REQUIRED WORK:
Find the lines with "Selected" in them and copy them out.

INPUT RECORDS:
** start **
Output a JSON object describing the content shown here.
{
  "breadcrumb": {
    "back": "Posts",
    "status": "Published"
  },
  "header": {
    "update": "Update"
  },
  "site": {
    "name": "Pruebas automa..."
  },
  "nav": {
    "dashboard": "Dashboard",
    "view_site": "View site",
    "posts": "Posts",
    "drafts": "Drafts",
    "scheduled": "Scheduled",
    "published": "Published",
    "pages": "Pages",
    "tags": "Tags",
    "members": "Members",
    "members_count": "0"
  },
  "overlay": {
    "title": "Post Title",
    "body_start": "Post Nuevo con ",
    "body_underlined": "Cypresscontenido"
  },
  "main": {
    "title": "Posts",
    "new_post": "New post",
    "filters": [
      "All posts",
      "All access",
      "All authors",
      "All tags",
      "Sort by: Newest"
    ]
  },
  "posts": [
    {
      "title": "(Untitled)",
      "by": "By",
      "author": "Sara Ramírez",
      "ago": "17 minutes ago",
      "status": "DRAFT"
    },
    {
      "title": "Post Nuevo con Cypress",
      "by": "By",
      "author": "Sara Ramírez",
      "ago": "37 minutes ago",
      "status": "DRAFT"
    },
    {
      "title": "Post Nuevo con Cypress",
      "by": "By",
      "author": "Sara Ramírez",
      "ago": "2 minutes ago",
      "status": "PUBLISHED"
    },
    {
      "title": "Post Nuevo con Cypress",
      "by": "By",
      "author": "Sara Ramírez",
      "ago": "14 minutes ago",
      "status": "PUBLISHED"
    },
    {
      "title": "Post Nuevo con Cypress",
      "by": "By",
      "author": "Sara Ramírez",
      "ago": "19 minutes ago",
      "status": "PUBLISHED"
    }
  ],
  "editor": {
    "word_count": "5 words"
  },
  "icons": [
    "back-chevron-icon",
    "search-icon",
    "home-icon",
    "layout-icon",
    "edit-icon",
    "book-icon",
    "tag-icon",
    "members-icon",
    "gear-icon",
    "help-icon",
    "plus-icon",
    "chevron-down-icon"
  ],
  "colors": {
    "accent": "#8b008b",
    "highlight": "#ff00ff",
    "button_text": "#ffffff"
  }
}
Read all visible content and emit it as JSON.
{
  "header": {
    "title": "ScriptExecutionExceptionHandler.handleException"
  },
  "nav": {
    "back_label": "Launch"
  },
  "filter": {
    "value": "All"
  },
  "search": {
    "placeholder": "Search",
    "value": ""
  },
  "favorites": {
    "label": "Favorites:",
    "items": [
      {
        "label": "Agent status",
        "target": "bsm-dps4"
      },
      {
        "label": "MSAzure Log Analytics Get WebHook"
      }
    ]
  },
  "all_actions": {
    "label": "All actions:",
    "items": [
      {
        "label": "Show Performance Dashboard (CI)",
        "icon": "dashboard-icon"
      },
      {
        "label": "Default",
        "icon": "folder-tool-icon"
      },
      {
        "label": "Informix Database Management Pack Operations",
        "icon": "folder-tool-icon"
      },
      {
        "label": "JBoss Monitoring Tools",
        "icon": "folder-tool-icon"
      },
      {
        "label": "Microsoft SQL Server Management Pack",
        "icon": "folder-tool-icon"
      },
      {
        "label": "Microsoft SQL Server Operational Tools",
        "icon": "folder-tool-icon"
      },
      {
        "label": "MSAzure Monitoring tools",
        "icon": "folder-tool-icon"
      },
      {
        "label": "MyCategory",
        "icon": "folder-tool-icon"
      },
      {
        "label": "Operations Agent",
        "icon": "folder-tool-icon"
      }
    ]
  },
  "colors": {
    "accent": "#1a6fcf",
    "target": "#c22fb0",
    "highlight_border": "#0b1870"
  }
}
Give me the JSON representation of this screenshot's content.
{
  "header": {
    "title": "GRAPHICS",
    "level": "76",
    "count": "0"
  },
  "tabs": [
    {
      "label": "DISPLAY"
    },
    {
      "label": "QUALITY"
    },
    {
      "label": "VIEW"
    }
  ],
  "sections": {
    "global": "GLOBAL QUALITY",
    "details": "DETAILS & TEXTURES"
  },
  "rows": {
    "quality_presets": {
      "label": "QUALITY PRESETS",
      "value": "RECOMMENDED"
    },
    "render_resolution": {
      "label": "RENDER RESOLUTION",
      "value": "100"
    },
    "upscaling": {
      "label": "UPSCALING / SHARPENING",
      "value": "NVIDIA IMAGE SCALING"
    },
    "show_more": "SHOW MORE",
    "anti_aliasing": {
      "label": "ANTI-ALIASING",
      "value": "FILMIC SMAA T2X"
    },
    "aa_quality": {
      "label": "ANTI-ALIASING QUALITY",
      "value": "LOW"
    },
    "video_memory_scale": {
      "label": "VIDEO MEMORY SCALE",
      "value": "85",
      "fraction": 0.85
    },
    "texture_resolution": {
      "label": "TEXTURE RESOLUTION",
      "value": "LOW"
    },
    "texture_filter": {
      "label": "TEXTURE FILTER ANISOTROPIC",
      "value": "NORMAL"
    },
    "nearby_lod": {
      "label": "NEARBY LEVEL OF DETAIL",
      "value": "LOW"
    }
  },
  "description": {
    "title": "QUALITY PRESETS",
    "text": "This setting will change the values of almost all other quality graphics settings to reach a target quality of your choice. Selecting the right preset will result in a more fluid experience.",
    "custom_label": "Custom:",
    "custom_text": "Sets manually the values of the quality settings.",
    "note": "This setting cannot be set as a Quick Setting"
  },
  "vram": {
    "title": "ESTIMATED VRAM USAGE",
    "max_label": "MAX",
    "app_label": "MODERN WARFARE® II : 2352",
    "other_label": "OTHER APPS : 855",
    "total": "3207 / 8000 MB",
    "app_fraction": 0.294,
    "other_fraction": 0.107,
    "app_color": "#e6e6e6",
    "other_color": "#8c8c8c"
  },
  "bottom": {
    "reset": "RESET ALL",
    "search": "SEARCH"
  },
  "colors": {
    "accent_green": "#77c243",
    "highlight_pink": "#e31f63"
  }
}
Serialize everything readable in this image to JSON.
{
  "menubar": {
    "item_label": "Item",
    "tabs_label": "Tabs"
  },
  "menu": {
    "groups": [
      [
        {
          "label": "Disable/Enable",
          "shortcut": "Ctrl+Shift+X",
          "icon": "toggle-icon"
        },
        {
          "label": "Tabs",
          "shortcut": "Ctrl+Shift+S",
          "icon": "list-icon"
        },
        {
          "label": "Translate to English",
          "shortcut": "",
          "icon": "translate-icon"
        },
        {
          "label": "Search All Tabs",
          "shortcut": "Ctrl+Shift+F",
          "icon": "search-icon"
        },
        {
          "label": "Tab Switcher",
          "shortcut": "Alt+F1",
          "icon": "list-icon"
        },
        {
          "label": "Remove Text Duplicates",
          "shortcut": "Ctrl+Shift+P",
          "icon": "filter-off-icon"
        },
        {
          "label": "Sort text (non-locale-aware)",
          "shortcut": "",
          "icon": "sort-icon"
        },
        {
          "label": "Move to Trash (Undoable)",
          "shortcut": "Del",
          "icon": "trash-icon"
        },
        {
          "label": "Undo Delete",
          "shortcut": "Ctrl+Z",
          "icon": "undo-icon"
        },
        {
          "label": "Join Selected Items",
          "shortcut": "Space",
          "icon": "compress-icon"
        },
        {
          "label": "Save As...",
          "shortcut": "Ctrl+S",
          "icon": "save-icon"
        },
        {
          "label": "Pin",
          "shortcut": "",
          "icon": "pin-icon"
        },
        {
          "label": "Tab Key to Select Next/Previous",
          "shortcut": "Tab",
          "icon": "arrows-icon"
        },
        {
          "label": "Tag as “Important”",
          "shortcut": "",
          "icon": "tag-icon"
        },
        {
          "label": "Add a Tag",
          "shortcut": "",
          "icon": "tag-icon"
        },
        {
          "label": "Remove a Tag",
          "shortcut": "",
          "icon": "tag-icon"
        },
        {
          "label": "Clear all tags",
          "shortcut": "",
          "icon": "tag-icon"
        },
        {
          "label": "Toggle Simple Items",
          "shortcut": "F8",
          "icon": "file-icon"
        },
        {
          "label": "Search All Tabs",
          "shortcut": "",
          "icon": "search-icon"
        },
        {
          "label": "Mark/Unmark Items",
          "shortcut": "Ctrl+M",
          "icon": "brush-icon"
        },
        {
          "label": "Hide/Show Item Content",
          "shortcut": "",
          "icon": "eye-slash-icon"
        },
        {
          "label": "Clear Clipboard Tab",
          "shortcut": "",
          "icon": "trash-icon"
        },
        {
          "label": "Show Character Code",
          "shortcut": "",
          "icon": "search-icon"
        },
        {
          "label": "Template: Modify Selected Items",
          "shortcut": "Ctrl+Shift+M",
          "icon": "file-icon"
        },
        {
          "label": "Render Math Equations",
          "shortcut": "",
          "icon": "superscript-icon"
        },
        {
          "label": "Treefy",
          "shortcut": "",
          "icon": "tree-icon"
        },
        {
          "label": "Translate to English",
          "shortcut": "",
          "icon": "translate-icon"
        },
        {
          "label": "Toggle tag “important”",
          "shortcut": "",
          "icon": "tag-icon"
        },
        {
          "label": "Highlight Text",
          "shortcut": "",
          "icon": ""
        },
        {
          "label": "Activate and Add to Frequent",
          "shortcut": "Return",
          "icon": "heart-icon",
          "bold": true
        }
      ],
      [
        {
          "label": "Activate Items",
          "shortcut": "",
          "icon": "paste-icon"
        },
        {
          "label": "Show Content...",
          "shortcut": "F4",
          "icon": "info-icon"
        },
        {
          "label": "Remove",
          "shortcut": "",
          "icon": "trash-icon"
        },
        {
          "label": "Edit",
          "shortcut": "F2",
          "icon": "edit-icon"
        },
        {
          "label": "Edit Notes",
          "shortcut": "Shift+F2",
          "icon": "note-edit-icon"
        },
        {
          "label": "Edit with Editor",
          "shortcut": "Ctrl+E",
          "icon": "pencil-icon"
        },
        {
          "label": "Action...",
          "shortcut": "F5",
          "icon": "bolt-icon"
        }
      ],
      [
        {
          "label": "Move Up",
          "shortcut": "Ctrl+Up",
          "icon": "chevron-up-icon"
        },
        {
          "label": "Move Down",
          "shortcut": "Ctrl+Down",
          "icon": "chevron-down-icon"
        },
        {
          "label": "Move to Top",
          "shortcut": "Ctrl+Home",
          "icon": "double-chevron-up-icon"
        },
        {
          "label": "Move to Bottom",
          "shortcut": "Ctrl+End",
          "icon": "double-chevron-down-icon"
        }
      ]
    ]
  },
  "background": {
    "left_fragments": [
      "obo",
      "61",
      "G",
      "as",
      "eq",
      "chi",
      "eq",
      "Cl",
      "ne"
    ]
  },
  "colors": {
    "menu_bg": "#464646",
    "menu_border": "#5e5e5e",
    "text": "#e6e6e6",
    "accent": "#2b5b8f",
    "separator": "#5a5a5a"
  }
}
** end **
RESULT OF THE EXERCISE:
          "label": "Join Selected Items",
          "label": "Template: Modify Selected Items",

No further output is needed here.